=== Data to process ===
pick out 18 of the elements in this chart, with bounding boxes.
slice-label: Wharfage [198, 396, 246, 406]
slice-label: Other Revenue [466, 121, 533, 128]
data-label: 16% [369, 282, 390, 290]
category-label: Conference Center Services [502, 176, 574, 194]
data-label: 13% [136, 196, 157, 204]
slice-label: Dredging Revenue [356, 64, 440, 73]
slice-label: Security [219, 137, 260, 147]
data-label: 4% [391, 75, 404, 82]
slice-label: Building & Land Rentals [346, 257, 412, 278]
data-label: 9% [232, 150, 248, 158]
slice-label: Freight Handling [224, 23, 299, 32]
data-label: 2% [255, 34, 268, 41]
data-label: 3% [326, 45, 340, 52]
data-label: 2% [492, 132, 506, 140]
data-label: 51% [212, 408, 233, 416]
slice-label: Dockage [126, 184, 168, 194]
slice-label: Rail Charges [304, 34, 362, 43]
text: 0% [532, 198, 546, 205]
===
Copy every line of the listing above character for character, keeping the original order.

- [Written reply]
pick out 18 of the elements in this chart, with bounding boxes.
slice-label: Wharfage [198, 396, 246, 406]
slice-label: Other Revenue [466, 121, 533, 128]
data-label: 16% [369, 282, 390, 290]
category-label: Conference Center Services [502, 176, 574, 194]
data-label: 13% [136, 196, 157, 204]
slice-label: Dredging Revenue [356, 64, 440, 73]
slice-label: Security [219, 137, 260, 147]
data-label: 4% [391, 75, 404, 82]
slice-label: Building & Land Rentals [346, 257, 412, 278]
data-label: 9% [232, 150, 248, 158]
slice-label: Freight Handling [224, 23, 299, 32]
data-label: 2% [255, 34, 268, 41]
data-label: 3% [326, 45, 340, 52]
data-label: 2% [492, 132, 506, 140]
data-label: 51% [212, 408, 233, 416]
slice-label: Dockage [126, 184, 168, 194]
slice-label: Rail Charges [304, 34, 362, 43]
text: 0% [532, 198, 546, 205]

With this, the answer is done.